» **INSTRUCTIONS TO FOLLOW**:
Your task is to extract every entry that follows word for word while excluding the pictures.

» **Excerpt from a dataset**:
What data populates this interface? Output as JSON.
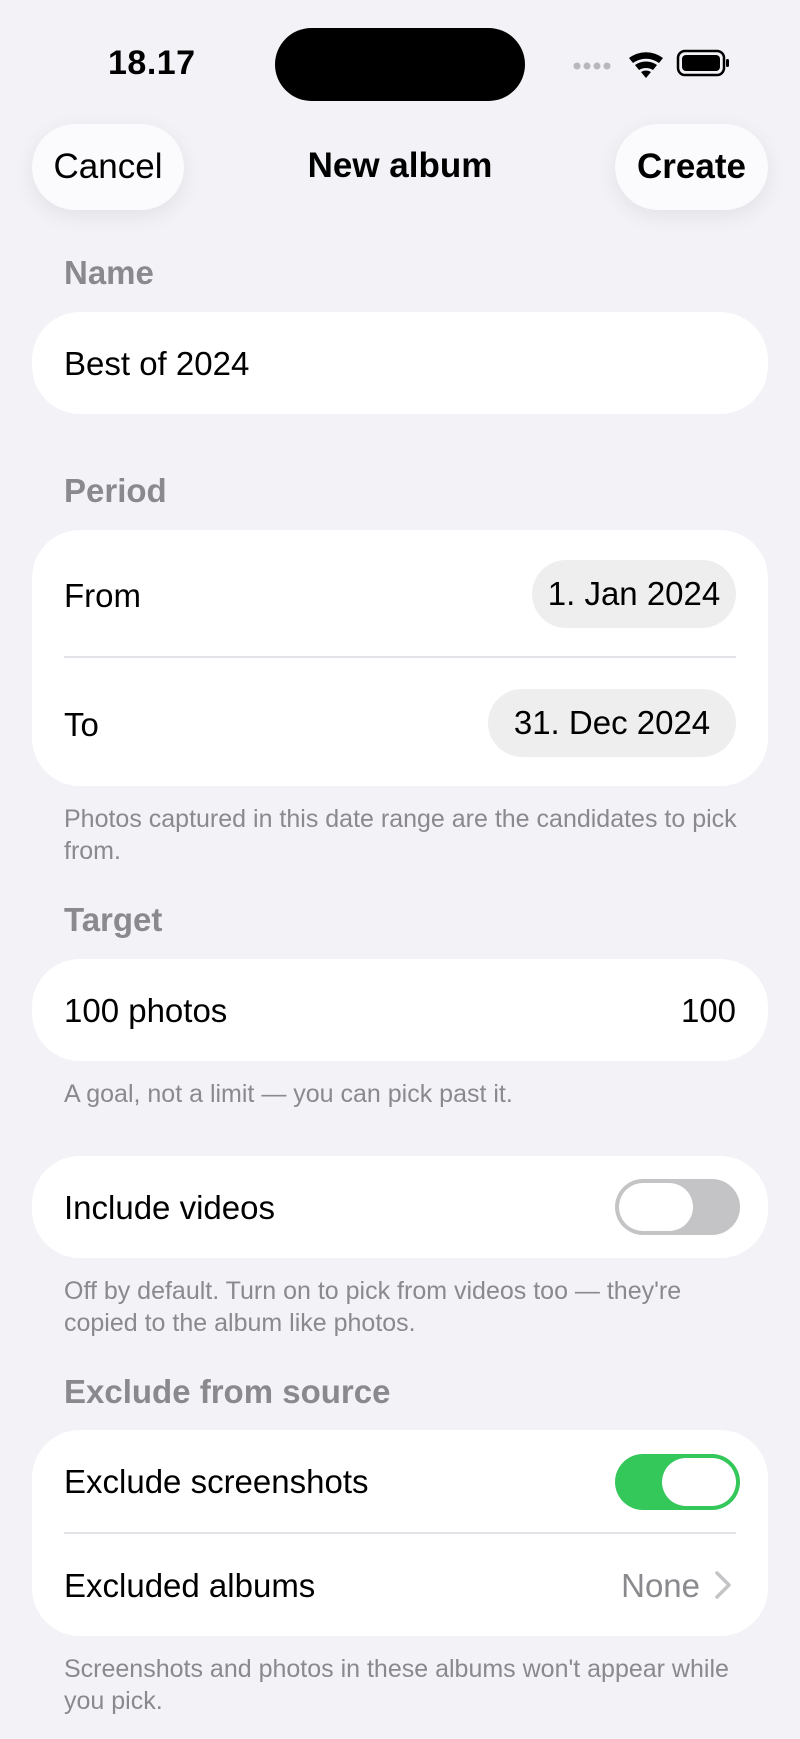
{
  "status_bar": {
    "time": "18.17",
    "icons": [
      "cellular-dots-icon",
      "wifi-icon",
      "battery-icon"
    ]
  },
  "nav": {
    "cancel_label": "Cancel",
    "title": "New album",
    "create_label": "Create"
  },
  "name_section": {
    "header": "Name",
    "value": "Best of 2024"
  },
  "period_section": {
    "header": "Period",
    "from_label": "From",
    "from_value": "1. Jan 2024",
    "to_label": "To",
    "to_value": "31. Dec 2024",
    "footnote": "Photos captured in this date range are the candidates to pick from."
  },
  "target_section": {
    "header": "Target",
    "label": "100 photos",
    "value": "100",
    "footnote": "A goal, not a limit — you can pick past it."
  },
  "videos_section": {
    "label": "Include videos",
    "enabled": false,
    "footnote": "Off by default. Turn on to pick from videos too — they're copied to the album like photos."
  },
  "exclude_section": {
    "header": "Exclude from source",
    "screenshots_label": "Exclude screenshots",
    "screenshots_enabled": true,
    "albums_label": "Excluded albums",
    "albums_value": "None",
    "footnote": "Screenshots and photos in these albums won't appear while you pick."
  },
  "colors": {
    "background": "#f2f2f7",
    "toggle_on": "#34c759",
    "toggle_off": "#c4c4c6",
    "secondary_text": "#8a8a8e"
  }
}
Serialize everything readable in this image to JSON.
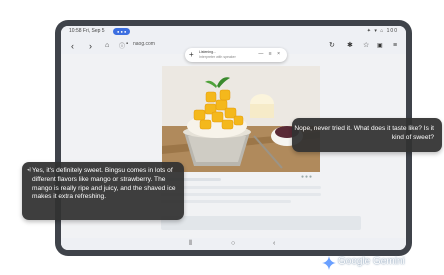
{
  "status_bar": {
    "time": "10:58 Fri, Sep 5",
    "recording_pill": "● ● ●",
    "icons": "✦ ▾ ⌂ 100"
  },
  "browser": {
    "url": "naog.com",
    "widget": {
      "title": "Listening...",
      "subtitle": "Interpreter with speaker",
      "buttons": "— ≡ ×"
    },
    "icons": {
      "back": "arrow-left-icon",
      "forward": "arrow-right-icon",
      "home": "home-icon",
      "info": "info-icon",
      "lock": "lock-icon",
      "reload": "reload-icon",
      "extension": "extension-icon",
      "bookmark": "star-icon",
      "tabs": "tabs-icon",
      "menu": "menu-icon"
    }
  },
  "conversation": {
    "reply_right": "Nope, never tried it. What does it taste like? Is it kind of sweet?",
    "message_left": "Yes, it's definitely sweet. Bingsu comes in lots of different flavors like mango or strawberry. The mango is really ripe and juicy, and the shaved ice makes it extra refreshing."
  },
  "nav": {
    "recents": "recents-icon",
    "home": "home-icon",
    "back": "back-icon"
  },
  "watermark": "Google Gemini",
  "colors": {
    "accent": "#3d6fe0",
    "bubble": "#323232",
    "frame": "#3f434a"
  }
}
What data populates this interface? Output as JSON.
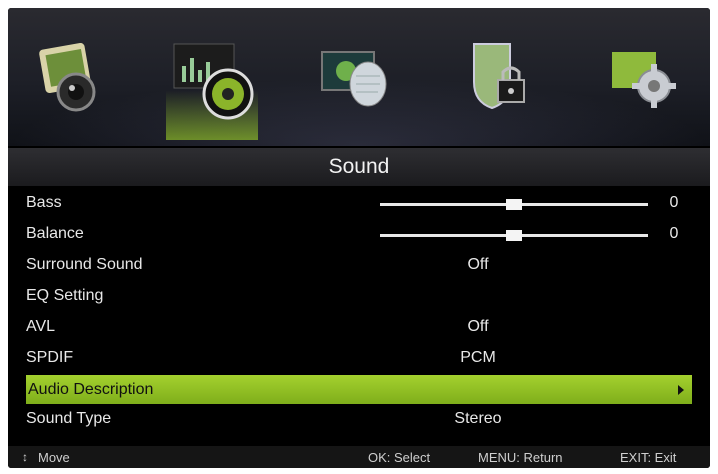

» **EXERCISE RESPONSE**:
What data populates this interface? Output as JSON.
{
  "status_bar": {
    "time": "18.17",
    "icons": [
      "cellular-dots-icon",
      "wifi-icon",
      "battery-icon"
    ]
  },
  "nav": {
    "cancel_label": "Cancel",
    "title": "New album",
    "create_label": "Create"
  },
  "name_section": {
    "header": "Name",
    "value": "Best of 2024"
  },
  "period_section": {
    "header": "Period",
    "from_label": "From",
    "from_value": "1. Jan 2024",
    "to_label": "To",
    "to_value": "31. Dec 2024",
    "footnote": "Photos captured in this date range are the candidates to pick from."
  },
  "target_section": {
    "header": "Target",
    "label": "100 photos",
    "value": "100",
    "footnote": "A goal, not a limit — you can pick past it."
  },
  "videos_section": {
    "label": "Include videos",
    "enabled": false,
    "footnote": "Off by default. Turn on to pick from videos too — they're copied to the album like photos."
  },
  "exclude_section": {
    "header": "Exclude from source",
    "screenshots_label": "Exclude screenshots",
    "screenshots_enabled": true,
    "albums_label": "Excluded albums",
    "albums_value": "None",
    "footnote": "Screenshots and photos in these albums won't appear while you pick."
  },
  "colors": {
    "background": "#f2f2f7",
    "toggle_on": "#34c759",
    "toggle_off": "#c4c4c6",
    "secondary_text": "#8a8a8e"
  }
}
Serialize everything readable in this image to JSON.
{
  "status_bar": {
    "time": "10:58 Fri, Sep 5",
    "recording_pill": "● ● ●",
    "icons": "✦ ▾ ⌂ 100"
  },
  "browser": {
    "url": "naog.com",
    "widget": {
      "title": "Listening...",
      "subtitle": "Interpreter with speaker",
      "buttons": "— ≡ ×"
    },
    "icons": {
      "back": "arrow-left-icon",
      "forward": "arrow-right-icon",
      "home": "home-icon",
      "info": "info-icon",
      "lock": "lock-icon",
      "reload": "reload-icon",
      "extension": "extension-icon",
      "bookmark": "star-icon",
      "tabs": "tabs-icon",
      "menu": "menu-icon"
    }
  },
  "conversation": {
    "reply_right": "Nope, never tried it. What does it taste like? Is it kind of sweet?",
    "message_left": "Yes, it's definitely sweet. Bingsu comes in lots of different flavors like mango or strawberry. The mango is really ripe and juicy, and the shaved ice makes it extra refreshing."
  },
  "nav": {
    "recents": "recents-icon",
    "home": "home-icon",
    "back": "back-icon"
  },
  "watermark": "Google Gemini",
  "colors": {
    "accent": "#3d6fe0",
    "bubble": "#323232",
    "frame": "#3f434a"
  }
}
What data populates this interface? Output as JSON.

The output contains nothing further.